→ STATED EXERCISE
Render as a JSON list of strings, one string per line and no blank lines, the lines starting at the line containing "data-point — [432, 110, 451, 129]" and ending at the line containing "data-point — [551, 51, 572, 70]", both included.

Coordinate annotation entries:

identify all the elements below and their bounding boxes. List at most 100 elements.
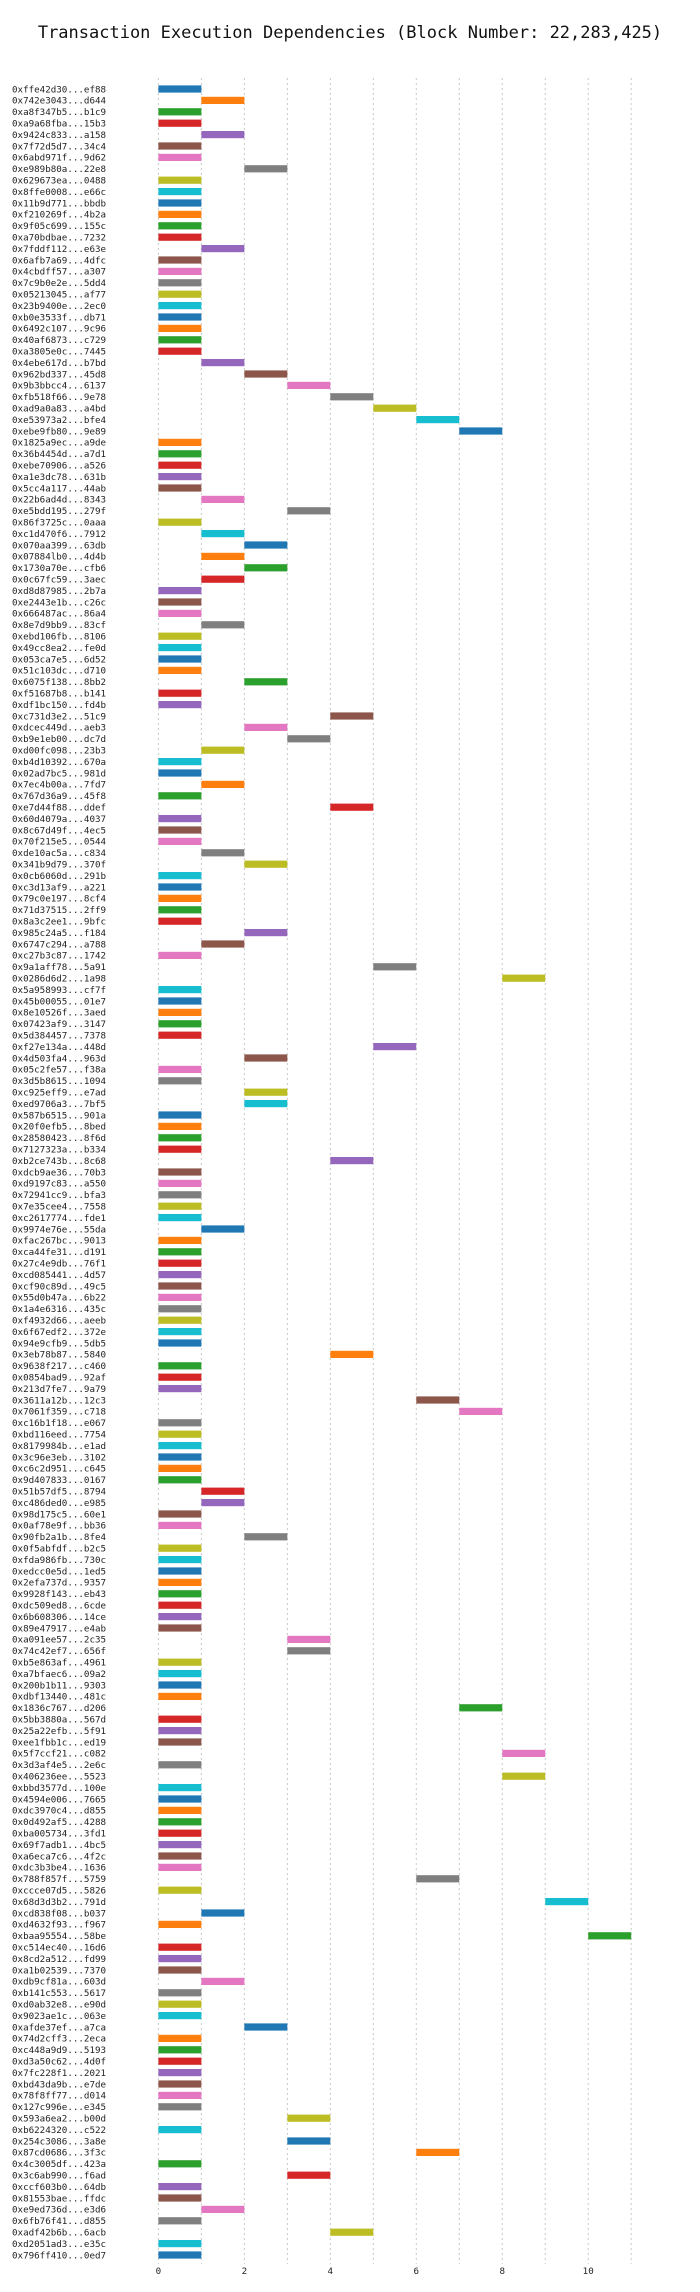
row-label: 0x20f0efb5...8bed	[12, 1122, 106, 1133]
x-tick-label: 4	[328, 2266, 334, 2277]
row-label: 0x7e35cee4...7558	[12, 1202, 106, 1213]
transaction-bar	[158, 518, 202, 526]
row-label: 0x666487ac...86a4	[12, 609, 107, 620]
x-tick-label: 6	[414, 2266, 420, 2277]
transaction-bar	[158, 2012, 202, 2020]
row-label: 0x7fddf112...e63e	[12, 244, 106, 255]
transaction-bar	[158, 1214, 202, 1222]
transaction-bar	[244, 929, 288, 937]
row-label: 0x070aa399...63db	[12, 540, 106, 551]
row-label: 0x127c996e...e345	[12, 2102, 106, 2113]
transaction-bar	[158, 1567, 202, 1575]
row-label: 0x3c6ab990...f6ad	[12, 2171, 106, 2182]
transaction-bar	[373, 404, 417, 412]
row-label: 0xbaa95554...58be	[12, 1931, 106, 1942]
transaction-bar	[158, 85, 202, 93]
transaction-bar	[158, 336, 202, 344]
row-label: 0x593a6ea2...b00d	[12, 2114, 106, 2125]
transaction-bar	[287, 381, 331, 389]
row-label: 0xc3d13af9...a221	[12, 882, 106, 893]
transaction-bar	[158, 1556, 202, 1564]
row-label: 0xc731d3e2...51c9	[12, 711, 106, 722]
row-label: 0xdc3970c4...d855	[12, 1806, 106, 1817]
row-label: 0xebd106fb...8106	[12, 632, 106, 643]
transaction-bar	[158, 1920, 202, 1928]
row-label: 0xa1b02539...7370	[12, 1965, 106, 1976]
transaction-bar	[244, 541, 288, 549]
row-label: 0xdcec449d...aeb3	[12, 723, 106, 734]
row-label: 0x0854bad9...92af	[12, 1373, 106, 1384]
row-label: 0xa7bfaec6...09a2	[12, 1669, 106, 1680]
x-tick-label: 8	[499, 2266, 505, 2277]
transaction-bar	[201, 96, 245, 104]
transaction-bar	[201, 780, 245, 788]
transaction-bar	[158, 906, 202, 914]
row-label: 0x254c3086...3a8e	[12, 2136, 106, 2147]
row-label: 0x5bb3880a...567d	[12, 1715, 106, 1726]
transaction-bar	[158, 2080, 202, 2088]
transaction-bar	[502, 1749, 546, 1757]
row-label: 0x9023ae1c...063e	[12, 2011, 106, 2022]
transaction-bar	[158, 689, 202, 697]
transaction-bar	[588, 1932, 632, 1940]
transaction-bar	[158, 1966, 202, 1974]
transaction-bar	[158, 222, 202, 230]
transaction-bar	[158, 1111, 202, 1119]
row-label: 0xcd838f08...b037	[12, 1908, 106, 1919]
row-label: 0x4cbdff57...a307	[12, 267, 106, 278]
transaction-bar	[158, 1122, 202, 1130]
transaction-bar	[158, 1419, 202, 1427]
row-label: 0x213d7fe7...9a79	[12, 1384, 106, 1395]
transaction-bar	[416, 2148, 460, 2156]
transaction-bar	[158, 2194, 202, 2202]
transaction-bar	[201, 359, 245, 367]
row-label: 0x60d4079a...4037	[12, 814, 106, 825]
row-label: 0xc6c2d951...c645	[12, 1464, 106, 1475]
row-label: 0xafde37ef...a7ca	[12, 2022, 106, 2033]
x-tick-label: 2	[242, 2266, 248, 2277]
transaction-bar	[158, 1008, 202, 1016]
row-label: 0x68d3d3b2...791d	[12, 1897, 106, 1908]
transaction-bar	[158, 256, 202, 264]
row-label: 0x79c0e197...8cf4	[12, 894, 107, 905]
transaction-bar	[158, 1578, 202, 1586]
transaction-bar	[244, 860, 288, 868]
transaction-bar	[158, 815, 202, 823]
transaction-bar	[158, 1134, 202, 1142]
transaction-bar	[287, 2114, 331, 2122]
row-label: 0x962bd337...45d8	[12, 369, 106, 380]
row-label: 0x81553bae...ffdc	[12, 2193, 106, 2204]
transaction-bar	[158, 1795, 202, 1803]
transaction-bar	[158, 267, 202, 275]
row-label: 0x9b3bbcc4...6137	[12, 381, 106, 392]
transaction-bar	[416, 1396, 460, 1404]
row-label: 0xe7d44f88...ddef	[12, 803, 106, 814]
row-label: 0xc16b1f18...e067	[12, 1418, 106, 1429]
row-label: 0xa091ee57...2c35	[12, 1635, 106, 1646]
transaction-bar	[244, 678, 288, 686]
transaction-bar	[158, 997, 202, 1005]
row-label: 0xc486ded0...e985	[12, 1498, 106, 1509]
transaction-bar	[244, 165, 288, 173]
transaction-bar	[158, 598, 202, 606]
row-label: 0xd0ab32e8...e90d	[12, 2000, 106, 2011]
transaction-bar	[330, 2228, 374, 2236]
row-label: 0xf210269f...4b2a	[12, 210, 106, 221]
transaction-bar	[459, 1704, 503, 1712]
row-label: 0x9638f217...c460	[12, 1361, 106, 1372]
row-label: 0x71d37515...2ff9	[12, 905, 106, 916]
row-label: 0x2efa737d...9357	[12, 1578, 106, 1589]
transaction-bar	[158, 2126, 202, 2134]
transaction-bar	[158, 1065, 202, 1073]
row-label: 0x1a4e6316...435c	[12, 1304, 106, 1315]
row-label: 0xa8f347b5...b1c9	[12, 107, 106, 118]
transaction-bar	[158, 1841, 202, 1849]
x-axis-ticks: 0 2 4 6 8 10	[156, 2266, 594, 2277]
row-label: 0x5f7ccf21...c082	[12, 1749, 106, 1760]
row-label: 0x4594e006...7665	[12, 1794, 106, 1805]
transaction-bar	[158, 2251, 202, 2259]
row-label: 0x78f8ff77...d014	[12, 2091, 107, 2102]
row-label: 0xa70bdbae...7232	[12, 233, 106, 244]
transaction-bar	[158, 1271, 202, 1279]
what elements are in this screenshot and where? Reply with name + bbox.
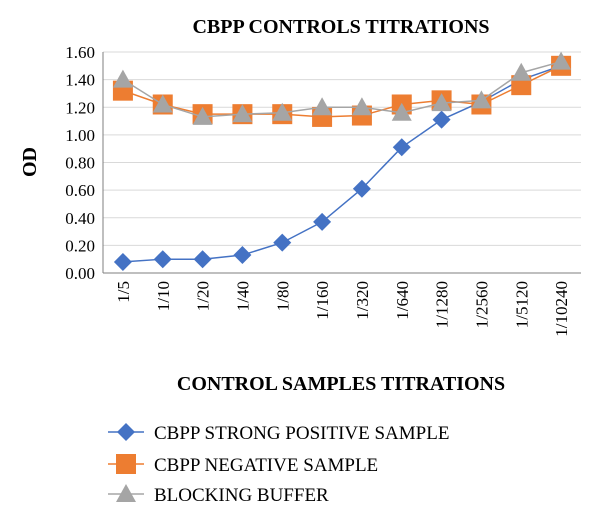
data-point — [432, 110, 451, 129]
y-axis-title: OD — [19, 147, 41, 177]
y-tick-label: 1.60 — [65, 43, 95, 62]
data-point — [273, 233, 292, 252]
x-tick-labels: 1/5 1/10 1/20 1/40 1/80 1/160 1/320 1/640 1/1280… — [114, 281, 571, 337]
x-tick-label: 1/1280 — [433, 281, 452, 328]
data-point — [391, 102, 412, 121]
legend: CBPP STRONG POSITIVE SAMPLE CBPP NEGATIVE… — [108, 423, 449, 506]
y-tick-label: 1.20 — [65, 98, 95, 117]
legend-item-3: BLOCKING BUFFER — [108, 484, 329, 506]
x-tick-label: 1/160 — [313, 281, 332, 320]
x-tick-label: 1/80 — [273, 281, 292, 311]
x-tick-label: 1/20 — [194, 281, 213, 311]
series-line — [122, 65, 562, 263]
x-tick-label: 1/10240 — [552, 281, 571, 337]
x-tick-label: 1/320 — [353, 281, 372, 320]
data-point — [471, 90, 492, 109]
data-point — [352, 179, 371, 198]
data-point — [192, 106, 213, 125]
data-point — [112, 69, 133, 88]
legend-marker — [117, 423, 135, 441]
y-tick-label: 1.00 — [65, 126, 95, 145]
data-point — [312, 97, 333, 116]
series-group — [112, 51, 572, 271]
x-tick-label: 1/5 — [114, 281, 133, 303]
y-tick-label: 0.40 — [65, 209, 95, 228]
data-point — [113, 252, 132, 271]
data-point — [272, 102, 293, 121]
y-tick-label: 1.40 — [65, 71, 95, 90]
y-tick-labels: 0.00 0.20 0.40 0.60 0.80 1.00 1.20 1.40 1.60 — [65, 43, 95, 283]
series-3 — [112, 51, 572, 125]
data-point — [551, 51, 572, 70]
data-point — [233, 246, 252, 265]
legend-marker — [116, 454, 136, 474]
y-tick-label: 0.20 — [65, 236, 95, 255]
data-point — [152, 94, 173, 113]
legend-item-1: CBPP STRONG POSITIVE SAMPLE — [108, 423, 449, 444]
y-tick-label: 0.00 — [65, 264, 95, 283]
legend-label: BLOCKING BUFFER — [154, 485, 329, 506]
x-tick-label: 1/2560 — [472, 281, 491, 328]
data-point — [511, 62, 532, 81]
series-1 — [113, 56, 571, 271]
legend-marker — [116, 484, 136, 502]
y-tick-label: 0.60 — [65, 181, 95, 200]
x-axis-title: CONTROL SAMPLES TITRATIONS — [177, 373, 505, 395]
data-point — [232, 104, 253, 123]
data-point — [193, 250, 212, 269]
data-point — [153, 250, 172, 269]
legend-label: CBPP STRONG POSITIVE SAMPLE — [154, 423, 449, 444]
x-tick-label: 1/5120 — [512, 281, 531, 328]
legend-item-2: CBPP NEGATIVE SAMPLE — [108, 454, 378, 476]
data-point — [392, 138, 411, 157]
series-2 — [112, 55, 572, 127]
x-tick-label: 1/10 — [154, 281, 173, 311]
x-tick-label: 1/40 — [233, 281, 252, 311]
data-point — [351, 97, 372, 116]
data-point — [313, 212, 332, 231]
data-point — [431, 93, 452, 112]
legend-label: CBPP NEGATIVE SAMPLE — [154, 455, 378, 476]
axes — [102, 52, 581, 274]
chart-title: CBPP CONTROLS TITRATIONS — [192, 16, 489, 38]
x-tick-label: 1/640 — [393, 281, 412, 320]
series-line — [122, 60, 562, 118]
y-tick-label: 0.80 — [65, 154, 95, 173]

→ TASK SOLUTION
[
  "data-point — [432, 110, 451, 129]",
  "y-axis-title: OD — [19, 147, 41, 177]",
  "y-tick-label: 1.60 — [65, 43, 95, 62]",
  "data-point — [273, 233, 292, 252]",
  "x-tick-labels: 1/5 1/10 1/20 1/40 1/80 1/160 1/320 1/640 1/1280… — [114, 281, 571, 337]",
  "x-tick-label: 1/1280 — [433, 281, 452, 328]",
  "data-point — [391, 102, 412, 121]",
  "legend: CBPP STRONG POSITIVE SAMPLE CBPP NEGATIVE… — [108, 423, 449, 506]",
  "y-tick-label: 1.20 — [65, 98, 95, 117]",
  "legend-item-3: BLOCKING BUFFER — [108, 484, 329, 506]",
  "x-tick-label: 1/160 — [313, 281, 332, 320]",
  "x-tick-label: 1/80 — [273, 281, 292, 311]",
  "x-tick-label: 1/20 — [194, 281, 213, 311]",
  "series-line — [122, 65, 562, 263]",
  "x-tick-label: 1/10240 — [552, 281, 571, 337]",
  "x-tick-label: 1/320 — [353, 281, 372, 320]",
  "data-point — [471, 90, 492, 109]",
  "data-point — [352, 179, 371, 198]",
  "data-point — [192, 106, 213, 125]",
  "data-point — [112, 69, 133, 88]",
  "legend-marker — [117, 423, 135, 441]",
  "y-tick-label: 1.00 — [65, 126, 95, 145]",
  "data-point — [312, 97, 333, 116]",
  "series-group — [112, 51, 572, 271]",
  "x-tick-label: 1/5 — [114, 281, 133, 303]",
  "y-tick-label: 0.40 — [65, 209, 95, 228]",
  "data-point — [113, 252, 132, 271]",
  "data-point — [272, 102, 293, 121]",
  "y-tick-label: 1.40 — [65, 71, 95, 90]",
  "y-tick-labels: 0.00 0.20 0.40 0.60 0.80 1.00 1.20 1.40 1.60 — [65, 43, 95, 283]",
  "series-3 — [112, 51, 572, 125]",
  "data-point — [551, 51, 572, 70]"
]